**WORK TO BE COMPLETED**
Tally the lines that contain "maaperästä" and report the total alone.
╭──
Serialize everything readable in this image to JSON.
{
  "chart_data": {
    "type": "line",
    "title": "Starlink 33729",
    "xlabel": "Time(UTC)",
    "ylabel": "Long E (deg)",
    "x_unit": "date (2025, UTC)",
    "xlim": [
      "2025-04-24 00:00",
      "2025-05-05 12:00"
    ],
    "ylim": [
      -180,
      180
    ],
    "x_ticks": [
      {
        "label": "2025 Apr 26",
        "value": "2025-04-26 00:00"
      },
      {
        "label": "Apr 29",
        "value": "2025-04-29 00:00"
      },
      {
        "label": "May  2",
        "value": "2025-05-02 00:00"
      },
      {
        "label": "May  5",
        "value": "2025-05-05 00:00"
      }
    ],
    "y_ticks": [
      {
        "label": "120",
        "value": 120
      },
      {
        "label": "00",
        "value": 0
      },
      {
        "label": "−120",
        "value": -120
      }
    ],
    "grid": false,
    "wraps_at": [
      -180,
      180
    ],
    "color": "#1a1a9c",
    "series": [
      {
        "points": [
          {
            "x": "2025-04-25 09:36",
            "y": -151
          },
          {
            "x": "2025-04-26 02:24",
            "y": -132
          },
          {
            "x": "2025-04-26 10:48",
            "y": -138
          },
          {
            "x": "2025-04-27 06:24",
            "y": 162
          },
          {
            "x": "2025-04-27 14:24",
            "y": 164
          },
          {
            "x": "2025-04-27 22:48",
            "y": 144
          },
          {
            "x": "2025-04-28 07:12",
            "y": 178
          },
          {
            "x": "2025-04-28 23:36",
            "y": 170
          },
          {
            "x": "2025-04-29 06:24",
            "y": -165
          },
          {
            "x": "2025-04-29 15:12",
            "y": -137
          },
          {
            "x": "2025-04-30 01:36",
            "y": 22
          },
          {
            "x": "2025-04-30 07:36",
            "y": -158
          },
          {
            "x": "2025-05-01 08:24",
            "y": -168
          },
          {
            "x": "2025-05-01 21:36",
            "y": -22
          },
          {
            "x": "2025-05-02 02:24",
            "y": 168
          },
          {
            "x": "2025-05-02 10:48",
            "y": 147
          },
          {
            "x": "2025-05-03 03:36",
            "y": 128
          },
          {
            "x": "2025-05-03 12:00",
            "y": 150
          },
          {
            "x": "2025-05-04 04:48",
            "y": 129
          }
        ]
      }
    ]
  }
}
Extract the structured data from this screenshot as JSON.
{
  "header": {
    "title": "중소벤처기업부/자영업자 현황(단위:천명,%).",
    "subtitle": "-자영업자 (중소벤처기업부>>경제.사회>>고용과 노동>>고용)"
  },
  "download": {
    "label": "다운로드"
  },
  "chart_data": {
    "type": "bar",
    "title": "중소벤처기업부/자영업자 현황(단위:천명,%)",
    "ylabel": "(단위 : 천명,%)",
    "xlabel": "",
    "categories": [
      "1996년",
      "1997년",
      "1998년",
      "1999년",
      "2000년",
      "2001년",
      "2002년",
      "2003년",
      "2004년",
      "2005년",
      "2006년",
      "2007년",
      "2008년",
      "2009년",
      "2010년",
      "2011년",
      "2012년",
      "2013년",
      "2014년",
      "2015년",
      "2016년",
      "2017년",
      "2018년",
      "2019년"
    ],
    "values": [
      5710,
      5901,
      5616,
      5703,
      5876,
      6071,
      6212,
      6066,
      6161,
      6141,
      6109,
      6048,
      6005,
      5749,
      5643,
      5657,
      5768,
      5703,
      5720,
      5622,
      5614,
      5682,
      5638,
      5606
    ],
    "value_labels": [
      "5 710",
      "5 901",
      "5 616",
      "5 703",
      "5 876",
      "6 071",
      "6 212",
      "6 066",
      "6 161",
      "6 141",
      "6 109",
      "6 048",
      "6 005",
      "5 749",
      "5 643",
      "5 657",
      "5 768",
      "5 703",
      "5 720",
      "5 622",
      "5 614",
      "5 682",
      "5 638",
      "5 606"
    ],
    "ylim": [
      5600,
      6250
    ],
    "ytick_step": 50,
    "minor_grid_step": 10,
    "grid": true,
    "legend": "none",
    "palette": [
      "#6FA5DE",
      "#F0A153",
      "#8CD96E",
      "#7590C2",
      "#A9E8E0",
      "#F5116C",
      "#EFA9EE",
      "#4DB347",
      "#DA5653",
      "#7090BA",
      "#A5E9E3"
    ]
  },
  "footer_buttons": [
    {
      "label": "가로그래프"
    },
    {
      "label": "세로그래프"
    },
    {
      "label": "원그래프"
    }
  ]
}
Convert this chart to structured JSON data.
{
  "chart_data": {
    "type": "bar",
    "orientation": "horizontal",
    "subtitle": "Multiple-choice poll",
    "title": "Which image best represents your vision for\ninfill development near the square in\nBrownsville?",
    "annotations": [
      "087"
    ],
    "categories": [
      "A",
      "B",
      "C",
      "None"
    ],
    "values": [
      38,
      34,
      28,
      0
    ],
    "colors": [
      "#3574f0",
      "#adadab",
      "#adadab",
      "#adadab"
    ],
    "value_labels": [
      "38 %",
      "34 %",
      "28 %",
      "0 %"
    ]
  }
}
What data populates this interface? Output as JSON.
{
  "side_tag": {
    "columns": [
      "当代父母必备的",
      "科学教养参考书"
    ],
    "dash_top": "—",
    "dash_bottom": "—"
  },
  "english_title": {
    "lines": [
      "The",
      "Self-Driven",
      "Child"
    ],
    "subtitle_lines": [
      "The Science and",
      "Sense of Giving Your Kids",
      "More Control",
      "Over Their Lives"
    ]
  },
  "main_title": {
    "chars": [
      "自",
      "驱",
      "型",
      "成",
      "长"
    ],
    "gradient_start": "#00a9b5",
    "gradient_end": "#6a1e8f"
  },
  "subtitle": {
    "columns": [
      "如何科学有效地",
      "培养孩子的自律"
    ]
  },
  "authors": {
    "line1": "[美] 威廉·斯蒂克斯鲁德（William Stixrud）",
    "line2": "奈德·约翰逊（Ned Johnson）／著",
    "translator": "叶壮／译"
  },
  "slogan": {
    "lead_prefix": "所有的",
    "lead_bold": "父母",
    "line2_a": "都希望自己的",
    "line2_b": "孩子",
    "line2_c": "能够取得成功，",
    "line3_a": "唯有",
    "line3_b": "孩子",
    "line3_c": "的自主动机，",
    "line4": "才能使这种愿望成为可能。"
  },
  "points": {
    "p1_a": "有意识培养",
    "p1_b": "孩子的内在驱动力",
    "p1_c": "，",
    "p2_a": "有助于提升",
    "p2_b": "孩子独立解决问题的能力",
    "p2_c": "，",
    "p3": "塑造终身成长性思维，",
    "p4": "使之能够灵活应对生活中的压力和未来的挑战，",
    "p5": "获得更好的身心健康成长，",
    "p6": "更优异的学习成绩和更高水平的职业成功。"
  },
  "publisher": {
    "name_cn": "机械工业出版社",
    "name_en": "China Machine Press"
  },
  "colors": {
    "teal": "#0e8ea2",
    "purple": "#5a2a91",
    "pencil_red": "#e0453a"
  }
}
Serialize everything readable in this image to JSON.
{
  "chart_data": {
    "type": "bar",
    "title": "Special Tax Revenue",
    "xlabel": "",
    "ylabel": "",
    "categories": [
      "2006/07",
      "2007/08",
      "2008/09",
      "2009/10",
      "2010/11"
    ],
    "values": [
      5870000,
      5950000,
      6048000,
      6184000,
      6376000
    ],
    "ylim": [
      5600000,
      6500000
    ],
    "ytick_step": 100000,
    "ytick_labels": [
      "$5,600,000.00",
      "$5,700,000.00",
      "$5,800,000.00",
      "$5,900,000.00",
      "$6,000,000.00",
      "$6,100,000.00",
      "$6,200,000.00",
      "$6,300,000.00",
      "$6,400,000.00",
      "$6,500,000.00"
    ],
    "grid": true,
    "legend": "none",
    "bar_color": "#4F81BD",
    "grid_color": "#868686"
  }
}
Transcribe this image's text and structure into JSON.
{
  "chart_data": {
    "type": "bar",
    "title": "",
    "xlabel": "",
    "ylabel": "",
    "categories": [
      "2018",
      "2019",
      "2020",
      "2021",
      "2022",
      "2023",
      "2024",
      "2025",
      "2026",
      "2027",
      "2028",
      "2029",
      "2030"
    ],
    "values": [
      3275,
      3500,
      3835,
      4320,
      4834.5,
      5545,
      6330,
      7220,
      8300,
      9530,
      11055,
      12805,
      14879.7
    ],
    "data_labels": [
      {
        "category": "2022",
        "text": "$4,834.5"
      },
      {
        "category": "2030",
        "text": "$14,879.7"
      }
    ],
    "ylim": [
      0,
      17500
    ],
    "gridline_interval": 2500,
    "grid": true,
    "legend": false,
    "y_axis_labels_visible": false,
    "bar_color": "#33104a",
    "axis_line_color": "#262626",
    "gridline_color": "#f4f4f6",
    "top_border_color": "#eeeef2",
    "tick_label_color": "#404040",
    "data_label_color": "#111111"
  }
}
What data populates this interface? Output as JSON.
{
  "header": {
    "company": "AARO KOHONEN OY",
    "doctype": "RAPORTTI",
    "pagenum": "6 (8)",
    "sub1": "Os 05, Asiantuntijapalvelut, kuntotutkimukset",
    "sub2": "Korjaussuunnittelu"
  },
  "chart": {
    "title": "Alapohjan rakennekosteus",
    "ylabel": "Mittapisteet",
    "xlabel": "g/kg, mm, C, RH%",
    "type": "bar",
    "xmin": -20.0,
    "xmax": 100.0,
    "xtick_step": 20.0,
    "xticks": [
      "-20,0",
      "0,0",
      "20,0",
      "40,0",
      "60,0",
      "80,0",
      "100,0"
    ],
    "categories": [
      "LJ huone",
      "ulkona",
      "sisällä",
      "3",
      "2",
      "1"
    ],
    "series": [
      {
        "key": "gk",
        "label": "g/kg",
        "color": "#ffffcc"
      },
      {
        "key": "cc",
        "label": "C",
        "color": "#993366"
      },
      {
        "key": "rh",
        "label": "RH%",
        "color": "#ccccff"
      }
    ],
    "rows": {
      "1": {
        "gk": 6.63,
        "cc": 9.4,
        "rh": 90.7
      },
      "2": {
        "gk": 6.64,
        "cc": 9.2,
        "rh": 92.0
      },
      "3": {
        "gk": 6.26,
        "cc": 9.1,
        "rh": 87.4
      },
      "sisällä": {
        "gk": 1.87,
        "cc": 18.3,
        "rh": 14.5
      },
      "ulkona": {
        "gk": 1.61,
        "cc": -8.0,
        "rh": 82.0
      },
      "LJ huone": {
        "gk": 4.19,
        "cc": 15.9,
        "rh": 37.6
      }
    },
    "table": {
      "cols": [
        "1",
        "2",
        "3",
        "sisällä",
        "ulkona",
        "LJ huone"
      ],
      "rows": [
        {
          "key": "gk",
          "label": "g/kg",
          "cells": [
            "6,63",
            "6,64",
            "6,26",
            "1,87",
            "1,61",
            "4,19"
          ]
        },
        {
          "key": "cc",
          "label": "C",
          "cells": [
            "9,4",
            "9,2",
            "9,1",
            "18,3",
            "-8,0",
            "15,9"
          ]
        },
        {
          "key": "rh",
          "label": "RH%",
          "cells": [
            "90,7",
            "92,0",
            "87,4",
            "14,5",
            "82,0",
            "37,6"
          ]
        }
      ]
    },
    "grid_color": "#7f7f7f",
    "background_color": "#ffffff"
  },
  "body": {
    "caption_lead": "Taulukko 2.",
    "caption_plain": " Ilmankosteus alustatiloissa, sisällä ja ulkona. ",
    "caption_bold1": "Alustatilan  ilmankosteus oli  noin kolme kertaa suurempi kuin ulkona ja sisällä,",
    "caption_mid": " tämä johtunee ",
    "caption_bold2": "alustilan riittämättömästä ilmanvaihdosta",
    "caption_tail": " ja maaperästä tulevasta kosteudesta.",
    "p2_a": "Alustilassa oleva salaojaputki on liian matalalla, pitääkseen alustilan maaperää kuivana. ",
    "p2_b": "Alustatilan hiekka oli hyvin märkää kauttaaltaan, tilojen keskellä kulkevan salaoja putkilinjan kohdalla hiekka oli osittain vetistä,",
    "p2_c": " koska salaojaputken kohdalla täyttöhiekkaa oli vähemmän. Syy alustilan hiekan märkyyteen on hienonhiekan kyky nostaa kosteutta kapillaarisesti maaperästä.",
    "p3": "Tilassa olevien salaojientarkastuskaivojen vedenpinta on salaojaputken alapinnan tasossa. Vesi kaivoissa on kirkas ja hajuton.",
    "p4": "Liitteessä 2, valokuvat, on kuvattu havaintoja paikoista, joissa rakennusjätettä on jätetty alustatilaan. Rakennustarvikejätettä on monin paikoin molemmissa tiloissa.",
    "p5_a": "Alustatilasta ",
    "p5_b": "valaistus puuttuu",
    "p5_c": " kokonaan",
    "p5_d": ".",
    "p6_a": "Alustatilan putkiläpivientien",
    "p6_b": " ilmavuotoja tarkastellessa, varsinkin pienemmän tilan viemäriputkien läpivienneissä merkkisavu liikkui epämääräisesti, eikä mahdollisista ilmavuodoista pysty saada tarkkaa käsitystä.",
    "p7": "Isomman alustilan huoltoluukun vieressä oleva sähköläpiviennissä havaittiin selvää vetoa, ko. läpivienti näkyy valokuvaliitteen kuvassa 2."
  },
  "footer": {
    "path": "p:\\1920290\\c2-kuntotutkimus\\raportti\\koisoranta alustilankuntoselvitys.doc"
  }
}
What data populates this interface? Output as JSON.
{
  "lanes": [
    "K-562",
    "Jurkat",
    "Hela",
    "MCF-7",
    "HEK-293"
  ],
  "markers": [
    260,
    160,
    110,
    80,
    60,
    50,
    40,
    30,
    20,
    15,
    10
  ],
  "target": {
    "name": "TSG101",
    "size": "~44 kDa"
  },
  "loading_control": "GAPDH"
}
╰──
**EXERCISE SOLUTION**
2